-- START OF Material for this task --
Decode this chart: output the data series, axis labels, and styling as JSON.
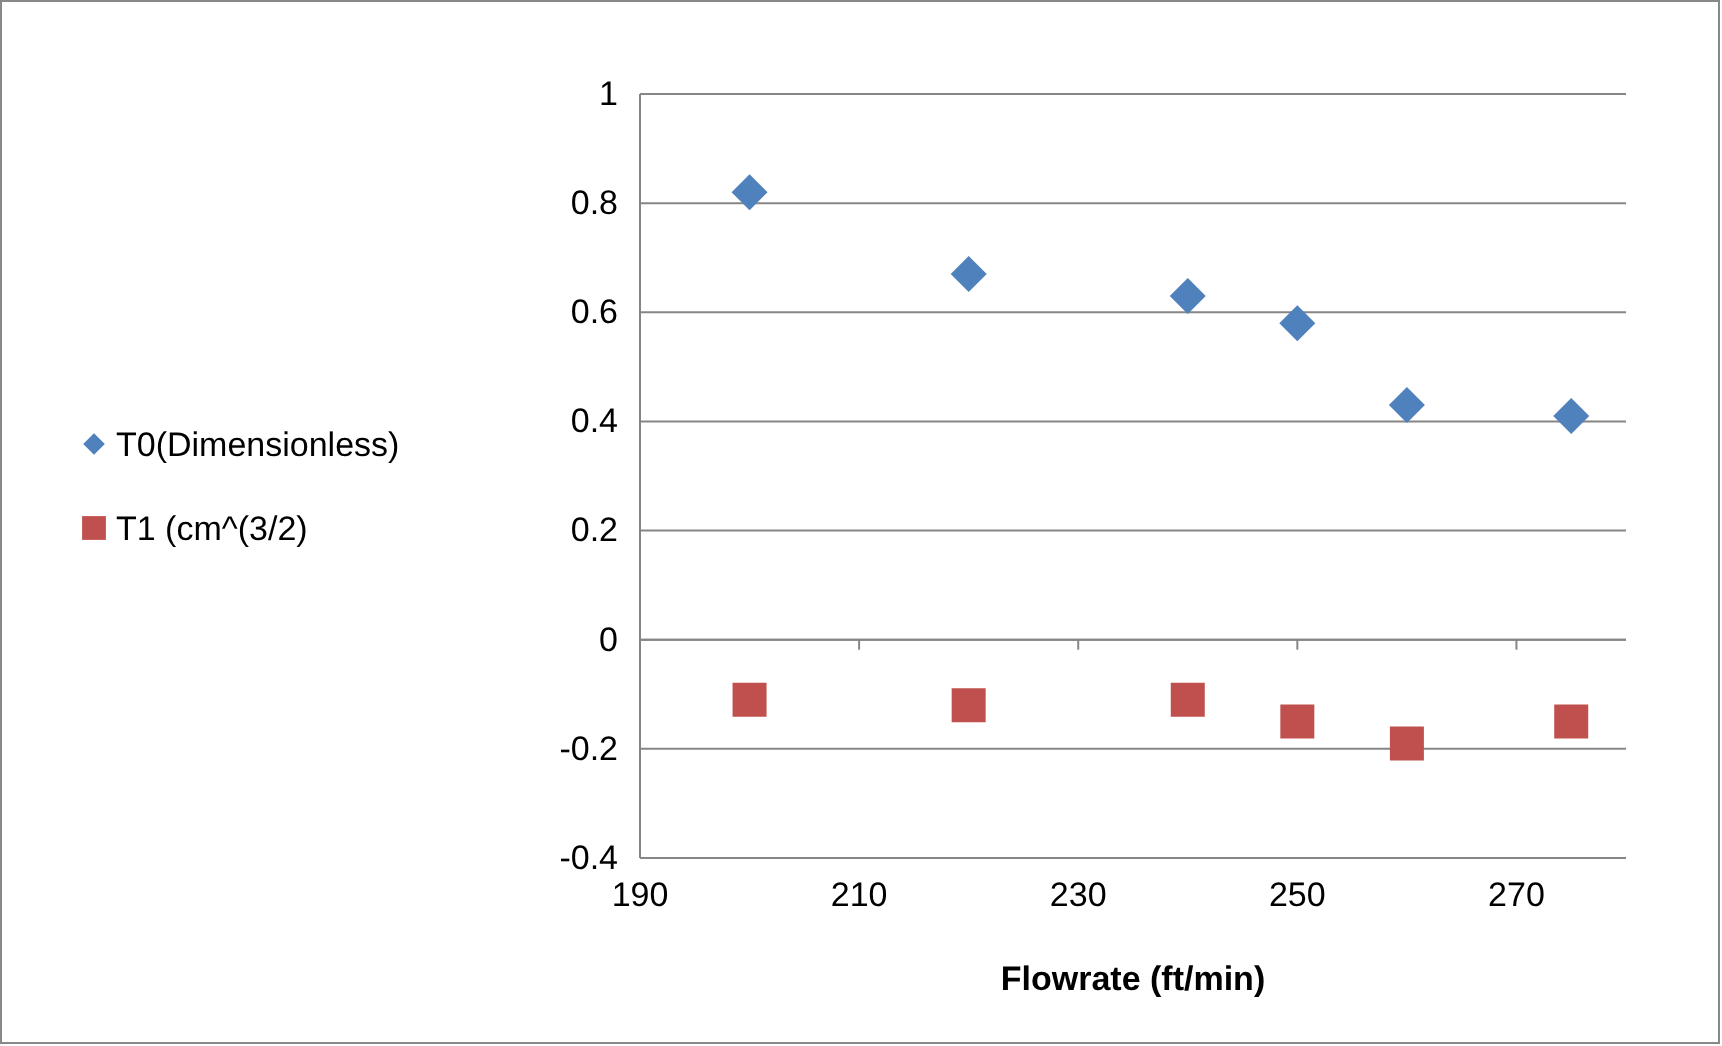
{
  "chart_data": {
    "type": "scatter",
    "xlabel": "Flowrate (ft/min)",
    "x": [
      200,
      220,
      240,
      250,
      260,
      275
    ],
    "series": [
      {
        "name": "T0(Dimensionless)",
        "color": "#4f81bd",
        "marker": "diamond",
        "values": [
          0.82,
          0.67,
          0.63,
          0.58,
          0.43,
          0.41
        ]
      },
      {
        "name": "T1 (cm^(3/2)",
        "color": "#c0504d",
        "marker": "square",
        "values": [
          -0.11,
          -0.12,
          -0.11,
          -0.15,
          -0.19,
          -0.15
        ]
      }
    ],
    "xlim": [
      190,
      280
    ],
    "xticks": [
      190,
      210,
      230,
      250,
      270
    ],
    "ylim": [
      -0.4,
      1
    ],
    "yticks": [
      -0.4,
      -0.2,
      0,
      0.2,
      0.4,
      0.6,
      0.8,
      1
    ],
    "grid": "y",
    "legend": "left"
  }
}
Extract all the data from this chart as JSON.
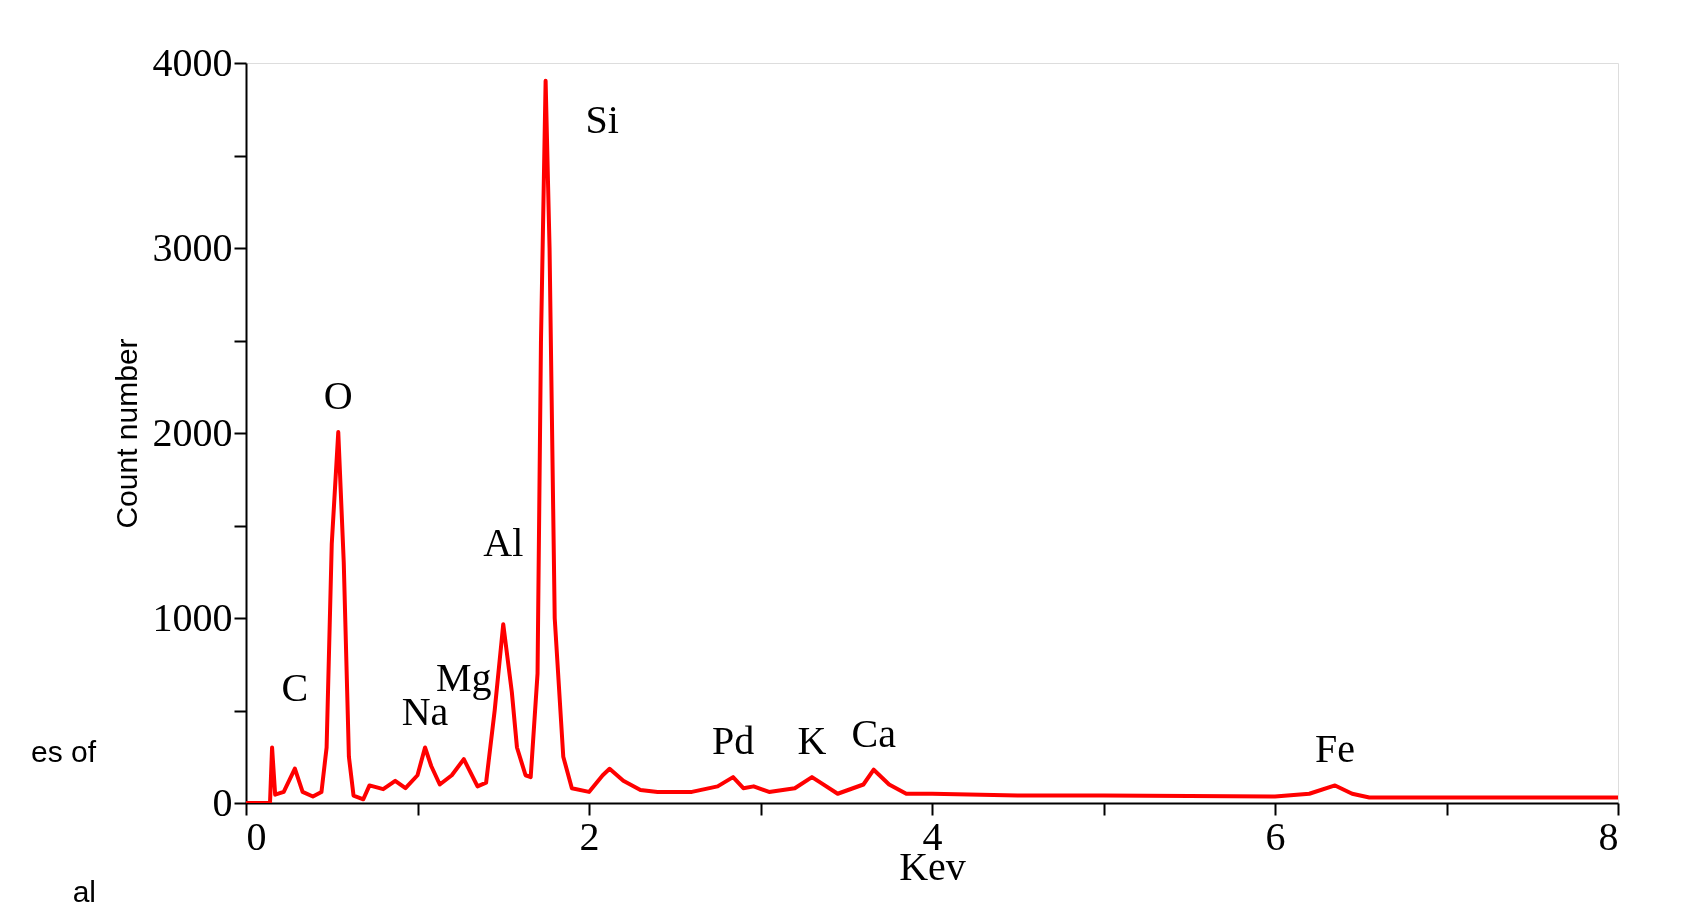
{
  "chart_data": {
    "type": "line",
    "xlabel": "Kev",
    "ylabel": "Count number",
    "xlim": [
      0,
      8
    ],
    "ylim": [
      0,
      4000
    ],
    "xticks": [
      0,
      {
        "value": 1,
        "label": null
      },
      2,
      {
        "value": 3,
        "label": null
      },
      4,
      {
        "value": 5,
        "label": null
      },
      6,
      {
        "value": 7,
        "label": null
      },
      8
    ],
    "yticks": [
      0,
      {
        "value": 500,
        "label": null
      },
      1000,
      {
        "value": 1500,
        "label": null
      },
      2000,
      {
        "value": 2500,
        "label": null
      },
      3000,
      {
        "value": 3500,
        "label": null
      },
      4000
    ],
    "grid": false,
    "marker": "none",
    "line_style": "solid",
    "series": [
      {
        "color": "#ff0000",
        "x": [
          0,
          0.14,
          0.152,
          0.17,
          0.22,
          0.285,
          0.33,
          0.39,
          0.44,
          0.47,
          0.5,
          0.538,
          0.57,
          0.6,
          0.627,
          0.684,
          0.72,
          0.8,
          0.87,
          0.93,
          1.0,
          1.044,
          1.08,
          1.13,
          1.2,
          1.27,
          1.35,
          1.4,
          1.45,
          1.5,
          1.55,
          1.58,
          1.63,
          1.66,
          1.7,
          1.72,
          1.747,
          1.77,
          1.8,
          1.85,
          1.9,
          2.0,
          2.08,
          2.12,
          2.2,
          2.3,
          2.4,
          2.6,
          2.75,
          2.84,
          2.9,
          2.96,
          3.05,
          3.2,
          3.3,
          3.35,
          3.45,
          3.6,
          3.66,
          3.75,
          3.85,
          4.0,
          4.5,
          5.0,
          5.5,
          6.0,
          6.2,
          6.35,
          6.45,
          6.55,
          7.0,
          7.5,
          8.0
        ],
        "values": [
          0,
          0,
          300,
          45,
          60,
          186,
          60,
          35,
          60,
          300,
          1400,
          2005,
          1300,
          250,
          40,
          20,
          95,
          75,
          120,
          80,
          150,
          300,
          200,
          100,
          150,
          237,
          90,
          110,
          500,
          966,
          600,
          300,
          150,
          140,
          700,
          2500,
          3904,
          3000,
          1000,
          250,
          80,
          60,
          150,
          185,
          120,
          70,
          60,
          60,
          90,
          140,
          80,
          90,
          60,
          80,
          140,
          110,
          50,
          100,
          180,
          100,
          50,
          50,
          40,
          40,
          38,
          35,
          50,
          95,
          50,
          30,
          30,
          30,
          30
        ]
      }
    ],
    "annotations": [
      {
        "text": "Si",
        "x": 1.747,
        "y": 3904
      },
      {
        "text": "O",
        "x": 0.538,
        "y": 2005
      },
      {
        "text": "C",
        "x": 0.285,
        "y": 186
      },
      {
        "text": "Na",
        "x": 1.044,
        "y": 300
      },
      {
        "text": "Mg",
        "x": 1.27,
        "y": 237
      },
      {
        "text": "Al",
        "x": 1.5,
        "y": 966
      },
      {
        "text": "Pd",
        "x": 2.84,
        "y": 140
      },
      {
        "text": "K",
        "x": 3.3,
        "y": 140
      },
      {
        "text": "Ca",
        "x": 3.66,
        "y": 180
      },
      {
        "text": "Fe",
        "x": 6.35,
        "y": 95
      },
      "es of",
      "al"
    ]
  }
}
-- END OF Material for this task --
_Brief:_ Make an exact copy of the listing above. Do not include the pictures.

_Task result:_
Decode this chart: output the data series, axis labels, and styling as JSON.
{
  "chart_data": {
    "type": "scatter",
    "xlabel": "Flowrate (ft/min)",
    "x": [
      200,
      220,
      240,
      250,
      260,
      275
    ],
    "series": [
      {
        "name": "T0(Dimensionless)",
        "color": "#4f81bd",
        "marker": "diamond",
        "values": [
          0.82,
          0.67,
          0.63,
          0.58,
          0.43,
          0.41
        ]
      },
      {
        "name": "T1 (cm^(3/2)",
        "color": "#c0504d",
        "marker": "square",
        "values": [
          -0.11,
          -0.12,
          -0.11,
          -0.15,
          -0.19,
          -0.15
        ]
      }
    ],
    "xlim": [
      190,
      280
    ],
    "xticks": [
      190,
      210,
      230,
      250,
      270
    ],
    "ylim": [
      -0.4,
      1
    ],
    "yticks": [
      -0.4,
      -0.2,
      0,
      0.2,
      0.4,
      0.6,
      0.8,
      1
    ],
    "grid": "y",
    "legend": "left"
  }
}
Extract all the data from this chart as JSON.
{
  "chart_data": {
    "type": "line",
    "xlabel": "Kev",
    "ylabel": "Count number",
    "xlim": [
      0,
      8
    ],
    "ylim": [
      0,
      4000
    ],
    "xticks": [
      0,
      {
        "value": 1,
        "label": null
      },
      2,
      {
        "value": 3,
        "label": null
      },
      4,
      {
        "value": 5,
        "label": null
      },
      6,
      {
        "value": 7,
        "label": null
      },
      8
    ],
    "yticks": [
      0,
      {
        "value": 500,
        "label": null
      },
      1000,
      {
        "value": 1500,
        "label": null
      },
      2000,
      {
        "value": 2500,
        "label": null
      },
      3000,
      {
        "value": 3500,
        "label": null
      },
      4000
    ],
    "grid": false,
    "marker": "none",
    "line_style": "solid",
    "series": [
      {
        "color": "#ff0000",
        "x": [
          0,
          0.14,
          0.152,
          0.17,
          0.22,
          0.285,
          0.33,
          0.39,
          0.44,
          0.47,
          0.5,
          0.538,
          0.57,
          0.6,
          0.627,
          0.684,
          0.72,
          0.8,
          0.87,
          0.93,
          1.0,
          1.044,
          1.08,
          1.13,
          1.2,
          1.27,
          1.35,
          1.4,
          1.45,
          1.5,
          1.55,
          1.58,
          1.63,
          1.66,
          1.7,
          1.72,
          1.747,
          1.77,
          1.8,
          1.85,
          1.9,
          2.0,
          2.08,
          2.12,
          2.2,
          2.3,
          2.4,
          2.6,
          2.75,
          2.84,
          2.9,
          2.96,
          3.05,
          3.2,
          3.3,
          3.35,
          3.45,
          3.6,
          3.66,
          3.75,
          3.85,
          4.0,
          4.5,
          5.0,
          5.5,
          6.0,
          6.2,
          6.35,
          6.45,
          6.55,
          7.0,
          7.5,
          8.0
        ],
        "values": [
          0,
          0,
          300,
          45,
          60,
          186,
          60,
          35,
          60,
          300,
          1400,
          2005,
          1300,
          250,
          40,
          20,
          95,
          75,
          120,
          80,
          150,
          300,
          200,
          100,
          150,
          237,
          90,
          110,
          500,
          966,
          600,
          300,
          150,
          140,
          700,
          2500,
          3904,
          3000,
          1000,
          250,
          80,
          60,
          150,
          185,
          120,
          70,
          60,
          60,
          90,
          140,
          80,
          90,
          60,
          80,
          140,
          110,
          50,
          100,
          180,
          100,
          50,
          50,
          40,
          40,
          38,
          35,
          50,
          95,
          50,
          30,
          30,
          30,
          30
        ]
      }
    ],
    "annotations": [
      {
        "text": "Si",
        "x": 1.747,
        "y": 3904
      },
      {
        "text": "O",
        "x": 0.538,
        "y": 2005
      },
      {
        "text": "C",
        "x": 0.285,
        "y": 186
      },
      {
        "text": "Na",
        "x": 1.044,
        "y": 300
      },
      {
        "text": "Mg",
        "x": 1.27,
        "y": 237
      },
      {
        "text": "Al",
        "x": 1.5,
        "y": 966
      },
      {
        "text": "Pd",
        "x": 2.84,
        "y": 140
      },
      {
        "text": "K",
        "x": 3.3,
        "y": 140
      },
      {
        "text": "Ca",
        "x": 3.66,
        "y": 180
      },
      {
        "text": "Fe",
        "x": 6.35,
        "y": 95
      },
      "es of",
      "al"
    ]
  }
}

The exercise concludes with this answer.